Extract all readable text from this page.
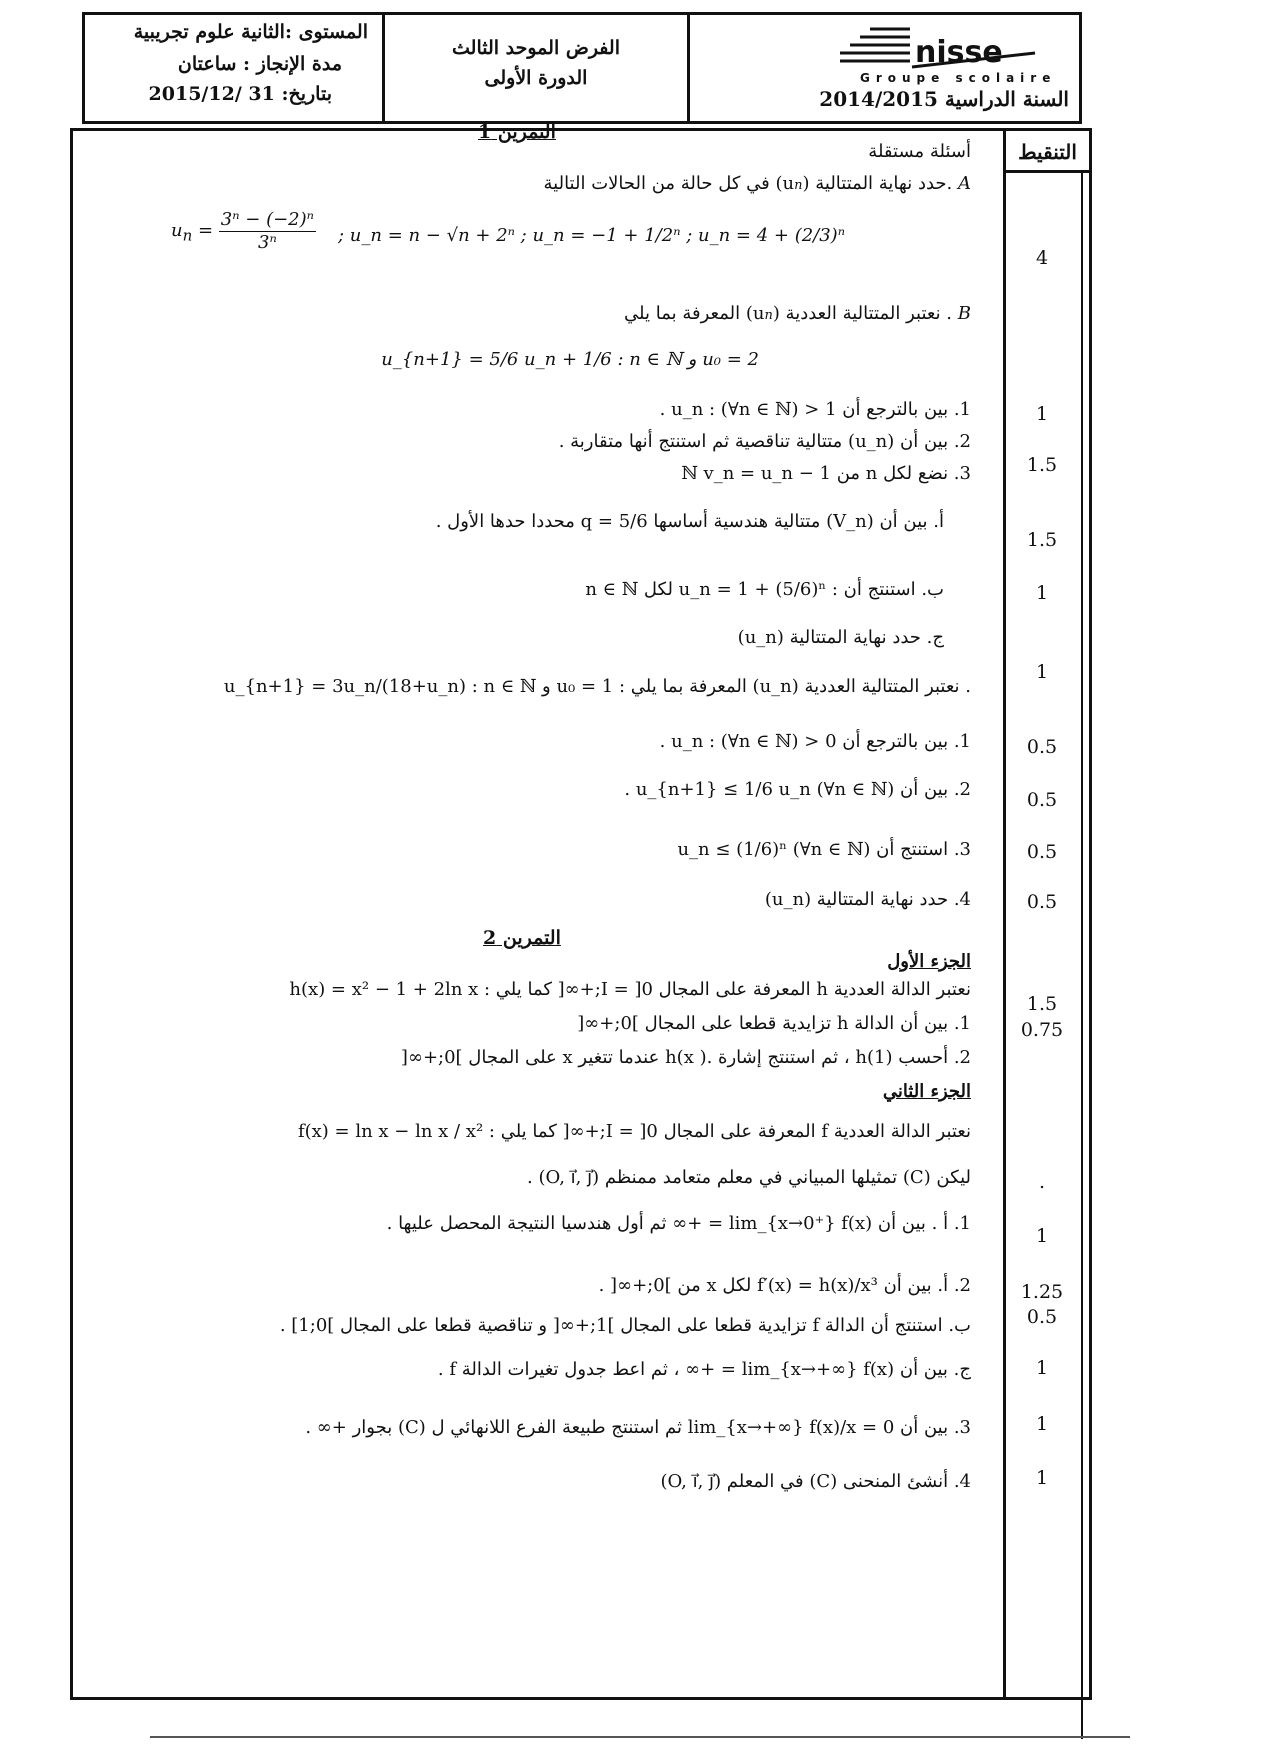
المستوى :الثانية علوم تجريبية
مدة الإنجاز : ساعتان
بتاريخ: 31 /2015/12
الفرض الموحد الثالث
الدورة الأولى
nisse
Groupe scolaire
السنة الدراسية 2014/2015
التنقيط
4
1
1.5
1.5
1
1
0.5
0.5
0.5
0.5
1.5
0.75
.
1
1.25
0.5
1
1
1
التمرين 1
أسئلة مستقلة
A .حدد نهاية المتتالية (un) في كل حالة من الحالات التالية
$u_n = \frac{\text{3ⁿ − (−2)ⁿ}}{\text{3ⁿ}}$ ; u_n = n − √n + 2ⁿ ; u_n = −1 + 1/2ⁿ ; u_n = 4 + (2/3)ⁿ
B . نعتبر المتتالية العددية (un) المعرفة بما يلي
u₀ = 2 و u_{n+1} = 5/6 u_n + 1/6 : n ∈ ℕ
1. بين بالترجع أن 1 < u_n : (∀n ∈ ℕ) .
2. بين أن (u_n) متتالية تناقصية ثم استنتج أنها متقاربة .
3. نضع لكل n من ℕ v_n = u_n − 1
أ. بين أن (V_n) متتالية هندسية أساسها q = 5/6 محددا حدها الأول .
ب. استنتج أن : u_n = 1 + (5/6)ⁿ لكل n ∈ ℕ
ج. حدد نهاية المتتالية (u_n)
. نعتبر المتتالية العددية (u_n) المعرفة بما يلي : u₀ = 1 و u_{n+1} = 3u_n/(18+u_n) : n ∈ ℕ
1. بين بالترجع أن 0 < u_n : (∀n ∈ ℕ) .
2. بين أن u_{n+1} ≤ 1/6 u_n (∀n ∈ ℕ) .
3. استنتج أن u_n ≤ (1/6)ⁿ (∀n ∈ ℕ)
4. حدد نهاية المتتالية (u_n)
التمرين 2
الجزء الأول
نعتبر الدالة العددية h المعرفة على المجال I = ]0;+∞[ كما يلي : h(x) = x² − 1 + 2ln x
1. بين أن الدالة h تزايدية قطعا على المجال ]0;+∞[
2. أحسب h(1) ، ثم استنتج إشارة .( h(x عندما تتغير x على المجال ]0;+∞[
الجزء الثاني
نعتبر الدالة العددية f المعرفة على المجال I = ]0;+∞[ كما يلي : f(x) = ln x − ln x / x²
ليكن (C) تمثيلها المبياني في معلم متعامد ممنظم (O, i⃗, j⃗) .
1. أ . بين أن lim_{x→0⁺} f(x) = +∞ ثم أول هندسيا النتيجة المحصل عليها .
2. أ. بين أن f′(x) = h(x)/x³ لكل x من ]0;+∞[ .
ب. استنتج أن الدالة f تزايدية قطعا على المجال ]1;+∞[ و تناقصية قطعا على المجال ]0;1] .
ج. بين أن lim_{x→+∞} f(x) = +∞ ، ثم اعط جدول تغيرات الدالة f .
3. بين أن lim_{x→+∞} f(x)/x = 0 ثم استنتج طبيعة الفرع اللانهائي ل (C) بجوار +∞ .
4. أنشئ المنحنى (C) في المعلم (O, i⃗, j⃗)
----
Exercise brief: Among the records above, find each line holding the string "استنتج" and pull it out.

Task result:
2. بين أن (u_n) متتالية تناقصية ثم استنتج أنها متقاربة .
ب. استنتج أن : u_n = 1 + (5/6)ⁿ لكل n ∈ ℕ
3. استنتج أن u_n ≤ (1/6)ⁿ (∀n ∈ ℕ)
2. أحسب h(1) ، ثم استنتج إشارة .( h(x عندما تتغير x على المجال ]0;+∞[
ب. استنتج أن الدالة f تزايدية قطعا على المجال ]1;+∞[ و تناقصية قطعا على المجال ]0;1] .
3. بين أن lim_{x→+∞} f(x)/x = 0 ثم استنتج طبيعة الفرع اللانهائي ل (C) بجوار +∞ .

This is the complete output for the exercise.